Task brief: Copy, from the entries below, each line where the word "Lajos" can be found.

## Begin

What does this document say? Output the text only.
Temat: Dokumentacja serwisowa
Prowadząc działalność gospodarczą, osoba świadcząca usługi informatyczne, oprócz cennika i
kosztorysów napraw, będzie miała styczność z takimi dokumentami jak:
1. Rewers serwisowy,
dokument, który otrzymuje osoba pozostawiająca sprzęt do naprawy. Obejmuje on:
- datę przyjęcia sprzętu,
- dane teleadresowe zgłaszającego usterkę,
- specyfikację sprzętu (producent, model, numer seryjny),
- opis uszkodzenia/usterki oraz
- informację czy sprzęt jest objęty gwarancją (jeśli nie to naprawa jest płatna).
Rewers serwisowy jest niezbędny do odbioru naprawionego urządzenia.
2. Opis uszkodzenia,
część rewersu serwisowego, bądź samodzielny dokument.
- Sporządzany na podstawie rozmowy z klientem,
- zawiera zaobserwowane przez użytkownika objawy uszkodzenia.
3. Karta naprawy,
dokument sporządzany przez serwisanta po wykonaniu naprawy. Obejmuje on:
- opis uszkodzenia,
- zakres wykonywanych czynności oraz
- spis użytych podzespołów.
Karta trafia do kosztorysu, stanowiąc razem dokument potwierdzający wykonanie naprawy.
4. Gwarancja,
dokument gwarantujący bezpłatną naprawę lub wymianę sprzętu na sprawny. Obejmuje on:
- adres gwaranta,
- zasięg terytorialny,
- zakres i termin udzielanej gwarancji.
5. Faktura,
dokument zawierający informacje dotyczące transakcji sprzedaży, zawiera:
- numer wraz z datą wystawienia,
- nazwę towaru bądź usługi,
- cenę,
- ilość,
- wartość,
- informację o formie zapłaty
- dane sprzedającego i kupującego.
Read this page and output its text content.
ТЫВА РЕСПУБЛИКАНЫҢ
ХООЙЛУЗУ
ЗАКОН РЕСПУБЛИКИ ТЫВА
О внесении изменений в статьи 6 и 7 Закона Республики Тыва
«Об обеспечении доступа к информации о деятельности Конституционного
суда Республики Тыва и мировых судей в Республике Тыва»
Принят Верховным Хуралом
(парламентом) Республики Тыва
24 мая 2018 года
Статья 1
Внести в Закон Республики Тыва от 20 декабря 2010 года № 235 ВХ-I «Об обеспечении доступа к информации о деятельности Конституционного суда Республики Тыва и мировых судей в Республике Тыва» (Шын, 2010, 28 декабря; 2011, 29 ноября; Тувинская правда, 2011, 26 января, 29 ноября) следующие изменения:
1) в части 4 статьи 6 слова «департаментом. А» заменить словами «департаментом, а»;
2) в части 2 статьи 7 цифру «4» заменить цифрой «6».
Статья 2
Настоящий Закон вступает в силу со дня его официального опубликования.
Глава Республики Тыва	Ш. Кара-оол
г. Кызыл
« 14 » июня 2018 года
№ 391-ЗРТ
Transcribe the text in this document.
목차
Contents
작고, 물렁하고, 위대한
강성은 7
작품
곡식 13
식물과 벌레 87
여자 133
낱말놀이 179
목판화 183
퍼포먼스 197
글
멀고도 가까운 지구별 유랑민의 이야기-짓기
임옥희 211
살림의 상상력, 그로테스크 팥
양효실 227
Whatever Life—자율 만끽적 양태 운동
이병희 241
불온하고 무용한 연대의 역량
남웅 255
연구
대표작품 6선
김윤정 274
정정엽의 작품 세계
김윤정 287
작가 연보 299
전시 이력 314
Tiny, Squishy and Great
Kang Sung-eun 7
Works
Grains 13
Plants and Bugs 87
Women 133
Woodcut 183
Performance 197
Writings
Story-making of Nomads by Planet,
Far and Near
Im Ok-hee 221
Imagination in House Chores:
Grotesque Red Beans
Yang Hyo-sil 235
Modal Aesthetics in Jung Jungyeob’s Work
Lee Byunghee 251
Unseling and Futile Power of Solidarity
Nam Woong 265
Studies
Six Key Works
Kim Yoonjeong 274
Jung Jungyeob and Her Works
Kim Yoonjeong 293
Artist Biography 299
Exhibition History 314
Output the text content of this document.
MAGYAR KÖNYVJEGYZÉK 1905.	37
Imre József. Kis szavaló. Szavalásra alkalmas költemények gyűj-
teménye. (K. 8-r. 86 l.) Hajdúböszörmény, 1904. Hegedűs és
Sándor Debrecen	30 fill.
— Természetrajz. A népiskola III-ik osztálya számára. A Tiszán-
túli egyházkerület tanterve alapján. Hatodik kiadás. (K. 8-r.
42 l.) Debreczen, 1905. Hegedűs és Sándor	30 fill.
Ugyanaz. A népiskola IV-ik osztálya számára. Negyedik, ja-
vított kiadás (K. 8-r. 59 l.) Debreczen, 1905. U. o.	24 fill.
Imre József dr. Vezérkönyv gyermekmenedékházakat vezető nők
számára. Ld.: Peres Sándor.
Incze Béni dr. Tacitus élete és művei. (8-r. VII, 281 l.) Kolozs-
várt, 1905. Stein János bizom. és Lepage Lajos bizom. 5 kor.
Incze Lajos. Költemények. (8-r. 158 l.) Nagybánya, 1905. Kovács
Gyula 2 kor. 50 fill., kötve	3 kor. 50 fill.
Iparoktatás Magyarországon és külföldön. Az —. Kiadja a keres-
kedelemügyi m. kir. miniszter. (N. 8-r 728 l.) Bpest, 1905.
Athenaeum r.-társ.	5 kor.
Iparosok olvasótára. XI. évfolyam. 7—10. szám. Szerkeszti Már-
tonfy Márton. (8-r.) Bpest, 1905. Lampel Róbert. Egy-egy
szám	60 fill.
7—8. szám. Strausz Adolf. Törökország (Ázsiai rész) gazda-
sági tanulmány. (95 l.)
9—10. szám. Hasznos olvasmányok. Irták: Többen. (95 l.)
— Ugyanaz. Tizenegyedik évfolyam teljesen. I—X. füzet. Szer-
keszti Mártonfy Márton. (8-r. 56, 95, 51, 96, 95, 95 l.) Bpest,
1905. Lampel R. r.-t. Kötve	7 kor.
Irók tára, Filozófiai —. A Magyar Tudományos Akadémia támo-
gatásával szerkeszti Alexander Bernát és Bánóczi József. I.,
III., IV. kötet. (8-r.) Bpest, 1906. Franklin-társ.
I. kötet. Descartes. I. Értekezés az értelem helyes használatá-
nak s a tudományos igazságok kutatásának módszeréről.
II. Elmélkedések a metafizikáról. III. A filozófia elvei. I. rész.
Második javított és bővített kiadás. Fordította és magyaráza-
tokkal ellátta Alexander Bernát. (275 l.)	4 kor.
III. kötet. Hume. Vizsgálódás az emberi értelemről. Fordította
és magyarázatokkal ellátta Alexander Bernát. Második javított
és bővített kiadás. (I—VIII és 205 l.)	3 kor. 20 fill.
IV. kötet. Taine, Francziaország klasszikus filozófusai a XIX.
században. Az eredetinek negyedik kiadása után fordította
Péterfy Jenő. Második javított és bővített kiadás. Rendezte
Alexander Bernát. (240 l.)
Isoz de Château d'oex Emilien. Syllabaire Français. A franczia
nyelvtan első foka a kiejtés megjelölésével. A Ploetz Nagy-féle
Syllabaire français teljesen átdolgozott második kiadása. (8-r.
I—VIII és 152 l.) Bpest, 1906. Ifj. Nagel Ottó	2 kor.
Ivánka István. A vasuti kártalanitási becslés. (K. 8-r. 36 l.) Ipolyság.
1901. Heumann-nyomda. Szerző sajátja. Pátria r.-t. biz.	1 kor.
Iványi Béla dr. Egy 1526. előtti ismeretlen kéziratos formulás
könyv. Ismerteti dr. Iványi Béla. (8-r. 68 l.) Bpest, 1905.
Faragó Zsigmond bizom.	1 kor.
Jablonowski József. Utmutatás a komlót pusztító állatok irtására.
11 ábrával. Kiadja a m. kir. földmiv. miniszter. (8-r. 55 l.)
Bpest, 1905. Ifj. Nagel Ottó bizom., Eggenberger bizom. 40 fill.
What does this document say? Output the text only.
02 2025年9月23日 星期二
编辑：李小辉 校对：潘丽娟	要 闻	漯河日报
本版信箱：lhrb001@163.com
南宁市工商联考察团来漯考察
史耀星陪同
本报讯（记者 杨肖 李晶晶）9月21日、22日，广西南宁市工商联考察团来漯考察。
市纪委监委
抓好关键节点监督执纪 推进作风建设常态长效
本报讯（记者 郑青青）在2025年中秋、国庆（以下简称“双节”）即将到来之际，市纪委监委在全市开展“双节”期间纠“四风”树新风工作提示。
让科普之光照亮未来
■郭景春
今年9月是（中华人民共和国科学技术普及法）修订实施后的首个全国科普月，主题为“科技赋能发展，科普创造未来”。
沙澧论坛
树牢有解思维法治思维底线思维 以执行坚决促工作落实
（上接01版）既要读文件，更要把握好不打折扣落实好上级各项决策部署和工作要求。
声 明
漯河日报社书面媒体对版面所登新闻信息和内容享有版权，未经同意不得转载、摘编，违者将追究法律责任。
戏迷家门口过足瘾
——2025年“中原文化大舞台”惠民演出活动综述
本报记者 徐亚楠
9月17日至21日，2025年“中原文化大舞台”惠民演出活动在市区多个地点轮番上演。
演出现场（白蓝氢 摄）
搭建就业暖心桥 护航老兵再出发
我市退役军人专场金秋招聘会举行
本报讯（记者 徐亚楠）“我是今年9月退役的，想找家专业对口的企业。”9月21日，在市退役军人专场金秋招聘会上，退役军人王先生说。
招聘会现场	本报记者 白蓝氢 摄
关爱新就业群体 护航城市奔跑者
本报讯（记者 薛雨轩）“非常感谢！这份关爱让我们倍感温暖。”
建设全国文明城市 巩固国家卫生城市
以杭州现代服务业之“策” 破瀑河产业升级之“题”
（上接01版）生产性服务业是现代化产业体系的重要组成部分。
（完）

## End

Full answer:
várt, 1905. Stein János bizom. és Lepage Lajos bizom. 5 kor.
Incze Lajos. Költemények. (8-r. 158 l.) Nagybánya, 1905. Kovács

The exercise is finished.